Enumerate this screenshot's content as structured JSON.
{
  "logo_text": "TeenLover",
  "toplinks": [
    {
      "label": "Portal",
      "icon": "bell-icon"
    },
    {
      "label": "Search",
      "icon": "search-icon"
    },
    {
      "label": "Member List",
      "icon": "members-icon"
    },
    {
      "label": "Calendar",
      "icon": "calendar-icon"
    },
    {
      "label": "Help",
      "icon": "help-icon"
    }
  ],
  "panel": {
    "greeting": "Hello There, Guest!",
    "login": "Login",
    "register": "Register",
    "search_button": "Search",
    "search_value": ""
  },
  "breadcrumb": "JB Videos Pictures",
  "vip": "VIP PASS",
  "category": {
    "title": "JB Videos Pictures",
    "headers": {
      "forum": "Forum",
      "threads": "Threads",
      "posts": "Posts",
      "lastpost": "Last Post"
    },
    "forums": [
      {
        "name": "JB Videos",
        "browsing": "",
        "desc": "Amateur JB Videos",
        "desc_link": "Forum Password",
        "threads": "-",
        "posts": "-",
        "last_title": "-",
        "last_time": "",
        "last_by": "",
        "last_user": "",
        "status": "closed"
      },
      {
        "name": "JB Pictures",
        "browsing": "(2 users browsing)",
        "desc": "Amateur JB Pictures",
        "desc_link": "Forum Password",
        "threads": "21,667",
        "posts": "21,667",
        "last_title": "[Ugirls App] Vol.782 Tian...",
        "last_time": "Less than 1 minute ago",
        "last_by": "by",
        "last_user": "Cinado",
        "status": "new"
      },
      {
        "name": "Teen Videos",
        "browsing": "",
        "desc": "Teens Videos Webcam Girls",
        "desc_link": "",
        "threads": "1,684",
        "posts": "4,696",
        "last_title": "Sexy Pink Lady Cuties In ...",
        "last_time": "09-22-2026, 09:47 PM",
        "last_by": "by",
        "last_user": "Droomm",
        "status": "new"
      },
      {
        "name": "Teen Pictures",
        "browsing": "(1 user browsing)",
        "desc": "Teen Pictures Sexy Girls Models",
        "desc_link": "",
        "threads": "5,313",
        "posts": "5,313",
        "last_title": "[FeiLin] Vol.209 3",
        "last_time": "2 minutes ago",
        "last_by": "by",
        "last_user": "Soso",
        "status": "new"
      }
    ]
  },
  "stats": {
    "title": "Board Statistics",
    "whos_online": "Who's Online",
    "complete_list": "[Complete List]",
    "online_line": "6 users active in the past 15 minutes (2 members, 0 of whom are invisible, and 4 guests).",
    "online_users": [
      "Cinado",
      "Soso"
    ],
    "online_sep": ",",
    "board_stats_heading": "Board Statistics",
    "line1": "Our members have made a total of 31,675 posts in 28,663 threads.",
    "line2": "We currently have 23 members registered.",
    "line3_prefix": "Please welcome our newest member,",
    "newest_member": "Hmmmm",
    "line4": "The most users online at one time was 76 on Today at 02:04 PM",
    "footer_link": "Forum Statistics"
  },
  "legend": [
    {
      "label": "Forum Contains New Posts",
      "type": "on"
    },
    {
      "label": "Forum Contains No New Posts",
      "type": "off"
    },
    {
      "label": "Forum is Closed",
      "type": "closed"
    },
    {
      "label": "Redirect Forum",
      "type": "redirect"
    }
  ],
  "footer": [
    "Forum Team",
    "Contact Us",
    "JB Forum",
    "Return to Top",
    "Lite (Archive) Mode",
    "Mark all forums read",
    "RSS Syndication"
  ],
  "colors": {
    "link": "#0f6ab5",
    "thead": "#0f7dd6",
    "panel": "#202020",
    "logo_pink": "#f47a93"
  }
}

* What you will do: Each record must be repeated exactly as it is.

* Correct output:
Enumerate this screenshot's content as structured JSON.
{
  "logo_text": "TeenLover",
  "toplinks": [
    {
      "label": "Portal",
      "icon": "bell-icon"
    },
    {
      "label": "Search",
      "icon": "search-icon"
    },
    {
      "label": "Member List",
      "icon": "members-icon"
    },
    {
      "label": "Calendar",
      "icon": "calendar-icon"
    },
    {
      "label": "Help",
      "icon": "help-icon"
    }
  ],
  "panel": {
    "greeting": "Hello There, Guest!",
    "login": "Login",
    "register": "Register",
    "search_button": "Search",
    "search_value": ""
  },
  "breadcrumb": "JB Videos Pictures",
  "vip": "VIP PASS",
  "category": {
    "title": "JB Videos Pictures",
    "headers": {
      "forum": "Forum",
      "threads": "Threads",
      "posts": "Posts",
      "lastpost": "Last Post"
    },
    "forums": [
      {
        "name": "JB Videos",
        "browsing": "",
        "desc": "Amateur JB Videos",
        "desc_link": "Forum Password",
        "threads": "-",
        "posts": "-",
        "last_title": "-",
        "last_time": "",
        "last_by": "",
        "last_user": "",
        "status": "closed"
      },
      {
        "name": "JB Pictures",
        "browsing": "(2 users browsing)",
        "desc": "Amateur JB Pictures",
        "desc_link": "Forum Password",
        "threads": "21,667",
        "posts": "21,667",
        "last_title": "[Ugirls App] Vol.782 Tian...",
        "last_time": "Less than 1 minute ago",
        "last_by": "by",
        "last_user": "Cinado",
        "status": "new"
      },
      {
        "name": "Teen Videos",
        "browsing": "",
        "desc": "Teens Videos Webcam Girls",
        "desc_link": "",
        "threads": "1,684",
        "posts": "4,696",
        "last_title": "Sexy Pink Lady Cuties In ...",
        "last_time": "09-22-2026, 09:47 PM",
        "last_by": "by",
        "last_user": "Droomm",
        "status": "new"
      },
      {
        "name": "Teen Pictures",
        "browsing": "(1 user browsing)",
        "desc": "Teen Pictures Sexy Girls Models",
        "desc_link": "",
        "threads": "5,313",
        "posts": "5,313",
        "last_title": "[FeiLin] Vol.209 3",
        "last_time": "2 minutes ago",
        "last_by": "by",
        "last_user": "Soso",
        "status": "new"
      }
    ]
  },
  "stats": {
    "title": "Board Statistics",
    "whos_online": "Who's Online",
    "complete_list": "[Complete List]",
    "online_line": "6 users active in the past 15 minutes (2 members, 0 of whom are invisible, and 4 guests).",
    "online_users": [
      "Cinado",
      "Soso"
    ],
    "online_sep": ",",
    "board_stats_heading": "Board Statistics",
    "line1": "Our members have made a total of 31,675 posts in 28,663 threads.",
    "line2": "We currently have 23 members registered.",
    "line3_prefix": "Please welcome our newest member,",
    "newest_member": "Hmmmm",
    "line4": "The most users online at one time was 76 on Today at 02:04 PM",
    "footer_link": "Forum Statistics"
  },
  "legend": [
    {
      "label": "Forum Contains New Posts",
      "type": "on"
    },
    {
      "label": "Forum Contains No New Posts",
      "type": "off"
    },
    {
      "label": "Forum is Closed",
      "type": "closed"
    },
    {
      "label": "Redirect Forum",
      "type": "redirect"
    }
  ],
  "footer": [
    "Forum Team",
    "Contact Us",
    "JB Forum",
    "Return to Top",
    "Lite (Archive) Mode",
    "Mark all forums read",
    "RSS Syndication"
  ],
  "colors": {
    "link": "#0f6ab5",
    "thead": "#0f7dd6",
    "panel": "#202020",
    "logo_pink": "#f47a93"
  }
}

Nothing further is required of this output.